# TASK:
Search the entries below. Return every line that has "Answer" in it.

# RECORDS TO USE:

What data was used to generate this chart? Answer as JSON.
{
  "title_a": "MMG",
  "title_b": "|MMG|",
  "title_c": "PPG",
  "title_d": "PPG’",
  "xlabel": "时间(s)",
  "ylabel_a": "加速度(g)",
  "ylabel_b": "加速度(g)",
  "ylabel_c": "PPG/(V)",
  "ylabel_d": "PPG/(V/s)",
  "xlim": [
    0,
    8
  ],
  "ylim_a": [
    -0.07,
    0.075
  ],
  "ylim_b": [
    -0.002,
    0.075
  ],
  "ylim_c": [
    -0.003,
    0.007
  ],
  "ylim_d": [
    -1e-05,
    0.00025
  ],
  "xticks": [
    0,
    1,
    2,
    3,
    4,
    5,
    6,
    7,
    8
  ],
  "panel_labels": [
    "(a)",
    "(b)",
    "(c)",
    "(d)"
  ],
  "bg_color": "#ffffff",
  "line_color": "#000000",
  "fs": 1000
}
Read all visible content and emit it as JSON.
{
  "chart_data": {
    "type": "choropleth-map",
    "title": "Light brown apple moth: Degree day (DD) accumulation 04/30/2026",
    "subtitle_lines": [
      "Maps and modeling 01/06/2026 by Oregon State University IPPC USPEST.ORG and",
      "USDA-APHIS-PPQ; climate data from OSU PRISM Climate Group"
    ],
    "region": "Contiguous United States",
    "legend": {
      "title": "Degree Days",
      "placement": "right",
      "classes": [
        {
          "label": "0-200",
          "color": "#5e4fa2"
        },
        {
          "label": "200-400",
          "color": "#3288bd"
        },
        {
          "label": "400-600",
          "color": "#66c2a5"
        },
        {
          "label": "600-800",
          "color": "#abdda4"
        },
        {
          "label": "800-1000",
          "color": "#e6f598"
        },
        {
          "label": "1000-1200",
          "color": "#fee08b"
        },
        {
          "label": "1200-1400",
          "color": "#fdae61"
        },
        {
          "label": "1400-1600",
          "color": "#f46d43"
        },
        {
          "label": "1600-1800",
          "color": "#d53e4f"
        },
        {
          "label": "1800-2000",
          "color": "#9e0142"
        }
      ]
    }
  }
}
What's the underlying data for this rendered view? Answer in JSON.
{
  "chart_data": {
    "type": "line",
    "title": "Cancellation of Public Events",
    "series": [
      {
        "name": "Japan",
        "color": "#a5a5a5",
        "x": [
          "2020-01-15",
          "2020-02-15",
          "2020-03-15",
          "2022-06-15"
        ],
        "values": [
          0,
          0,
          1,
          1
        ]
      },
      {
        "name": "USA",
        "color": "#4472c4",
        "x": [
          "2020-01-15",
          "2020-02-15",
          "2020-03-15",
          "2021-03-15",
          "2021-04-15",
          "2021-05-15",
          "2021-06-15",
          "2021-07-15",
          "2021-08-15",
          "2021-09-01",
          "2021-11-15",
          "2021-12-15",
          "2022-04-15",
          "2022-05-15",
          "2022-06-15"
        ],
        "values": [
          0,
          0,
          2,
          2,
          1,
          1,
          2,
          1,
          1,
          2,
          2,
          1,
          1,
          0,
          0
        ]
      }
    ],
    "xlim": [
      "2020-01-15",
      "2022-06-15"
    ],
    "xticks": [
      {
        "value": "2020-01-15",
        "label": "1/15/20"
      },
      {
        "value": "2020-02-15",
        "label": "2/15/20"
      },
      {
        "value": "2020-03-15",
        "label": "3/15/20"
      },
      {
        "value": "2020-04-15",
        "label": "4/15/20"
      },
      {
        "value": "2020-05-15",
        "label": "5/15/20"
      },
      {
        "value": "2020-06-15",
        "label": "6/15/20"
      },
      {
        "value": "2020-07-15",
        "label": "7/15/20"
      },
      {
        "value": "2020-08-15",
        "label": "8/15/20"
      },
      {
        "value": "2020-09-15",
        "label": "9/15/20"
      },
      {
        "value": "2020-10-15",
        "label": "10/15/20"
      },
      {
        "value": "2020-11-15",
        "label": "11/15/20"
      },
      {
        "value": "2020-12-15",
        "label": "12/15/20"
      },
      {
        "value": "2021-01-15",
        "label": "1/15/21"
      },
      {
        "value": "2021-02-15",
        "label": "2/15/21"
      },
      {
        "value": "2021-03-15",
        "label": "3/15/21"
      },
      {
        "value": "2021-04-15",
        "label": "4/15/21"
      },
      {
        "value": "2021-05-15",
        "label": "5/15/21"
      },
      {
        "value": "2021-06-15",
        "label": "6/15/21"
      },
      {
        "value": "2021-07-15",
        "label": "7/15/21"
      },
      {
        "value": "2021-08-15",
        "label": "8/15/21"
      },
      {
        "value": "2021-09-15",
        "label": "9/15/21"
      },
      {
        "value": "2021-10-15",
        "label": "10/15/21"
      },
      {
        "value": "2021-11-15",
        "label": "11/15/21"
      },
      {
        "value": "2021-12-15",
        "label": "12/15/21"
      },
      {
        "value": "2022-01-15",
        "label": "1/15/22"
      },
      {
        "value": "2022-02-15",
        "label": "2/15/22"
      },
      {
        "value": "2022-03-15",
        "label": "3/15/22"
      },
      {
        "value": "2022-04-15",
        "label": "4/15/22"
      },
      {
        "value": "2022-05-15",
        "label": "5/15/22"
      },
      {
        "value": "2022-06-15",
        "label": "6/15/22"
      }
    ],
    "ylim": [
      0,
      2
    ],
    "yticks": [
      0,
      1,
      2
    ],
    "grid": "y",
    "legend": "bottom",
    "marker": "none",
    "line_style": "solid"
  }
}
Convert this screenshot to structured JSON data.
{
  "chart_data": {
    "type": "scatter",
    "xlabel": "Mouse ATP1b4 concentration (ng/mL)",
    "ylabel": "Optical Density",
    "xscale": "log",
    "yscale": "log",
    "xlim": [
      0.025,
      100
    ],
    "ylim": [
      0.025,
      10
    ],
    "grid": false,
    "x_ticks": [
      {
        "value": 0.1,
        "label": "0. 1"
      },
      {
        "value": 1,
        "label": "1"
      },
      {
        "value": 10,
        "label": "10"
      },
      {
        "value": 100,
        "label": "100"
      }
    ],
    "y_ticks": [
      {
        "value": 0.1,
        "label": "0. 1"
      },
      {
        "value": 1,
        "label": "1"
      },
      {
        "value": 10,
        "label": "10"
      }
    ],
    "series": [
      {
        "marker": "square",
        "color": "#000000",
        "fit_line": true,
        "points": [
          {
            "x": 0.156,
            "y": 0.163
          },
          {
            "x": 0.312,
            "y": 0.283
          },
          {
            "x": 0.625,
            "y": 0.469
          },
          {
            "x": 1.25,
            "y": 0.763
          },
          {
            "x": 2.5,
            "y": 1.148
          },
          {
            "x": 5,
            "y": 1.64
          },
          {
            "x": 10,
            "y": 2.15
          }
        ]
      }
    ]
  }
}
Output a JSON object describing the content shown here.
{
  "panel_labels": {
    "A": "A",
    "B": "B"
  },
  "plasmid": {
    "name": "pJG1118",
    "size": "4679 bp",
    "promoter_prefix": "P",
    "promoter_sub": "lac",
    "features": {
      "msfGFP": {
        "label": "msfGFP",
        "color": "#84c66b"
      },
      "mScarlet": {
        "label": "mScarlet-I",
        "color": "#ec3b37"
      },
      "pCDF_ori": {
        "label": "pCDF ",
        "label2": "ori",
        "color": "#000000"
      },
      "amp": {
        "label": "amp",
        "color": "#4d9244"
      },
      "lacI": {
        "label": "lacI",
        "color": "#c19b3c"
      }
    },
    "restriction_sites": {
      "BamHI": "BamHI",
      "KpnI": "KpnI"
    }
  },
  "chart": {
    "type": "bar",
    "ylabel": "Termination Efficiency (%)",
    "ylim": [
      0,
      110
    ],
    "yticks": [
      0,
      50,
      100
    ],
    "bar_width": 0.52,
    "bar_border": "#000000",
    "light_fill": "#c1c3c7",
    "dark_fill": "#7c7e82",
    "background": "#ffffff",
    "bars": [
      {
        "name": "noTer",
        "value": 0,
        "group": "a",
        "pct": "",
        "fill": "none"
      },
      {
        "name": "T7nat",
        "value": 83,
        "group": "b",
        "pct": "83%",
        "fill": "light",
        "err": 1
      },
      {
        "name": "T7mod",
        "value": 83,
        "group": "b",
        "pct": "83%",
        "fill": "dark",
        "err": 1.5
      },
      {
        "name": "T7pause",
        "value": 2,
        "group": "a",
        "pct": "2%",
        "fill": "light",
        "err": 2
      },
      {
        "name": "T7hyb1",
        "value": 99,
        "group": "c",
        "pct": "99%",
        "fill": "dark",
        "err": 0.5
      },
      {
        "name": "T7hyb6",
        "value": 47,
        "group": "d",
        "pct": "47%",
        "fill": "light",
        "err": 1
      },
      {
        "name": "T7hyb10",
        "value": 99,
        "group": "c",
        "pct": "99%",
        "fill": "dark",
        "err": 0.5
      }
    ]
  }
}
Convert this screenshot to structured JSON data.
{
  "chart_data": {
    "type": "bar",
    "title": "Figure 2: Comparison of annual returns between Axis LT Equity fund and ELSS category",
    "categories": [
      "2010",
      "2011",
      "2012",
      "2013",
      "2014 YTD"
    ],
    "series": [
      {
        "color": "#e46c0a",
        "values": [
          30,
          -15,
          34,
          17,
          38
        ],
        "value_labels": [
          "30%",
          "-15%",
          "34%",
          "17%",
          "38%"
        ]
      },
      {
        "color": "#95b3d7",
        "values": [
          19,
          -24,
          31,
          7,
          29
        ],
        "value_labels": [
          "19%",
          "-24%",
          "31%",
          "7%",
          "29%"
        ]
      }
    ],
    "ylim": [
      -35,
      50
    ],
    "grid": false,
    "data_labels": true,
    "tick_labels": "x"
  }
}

# IN RESPONSE:
What data was used to generate this chart? Answer as JSON.
What's the underlying data for this rendered view? Answer in JSON.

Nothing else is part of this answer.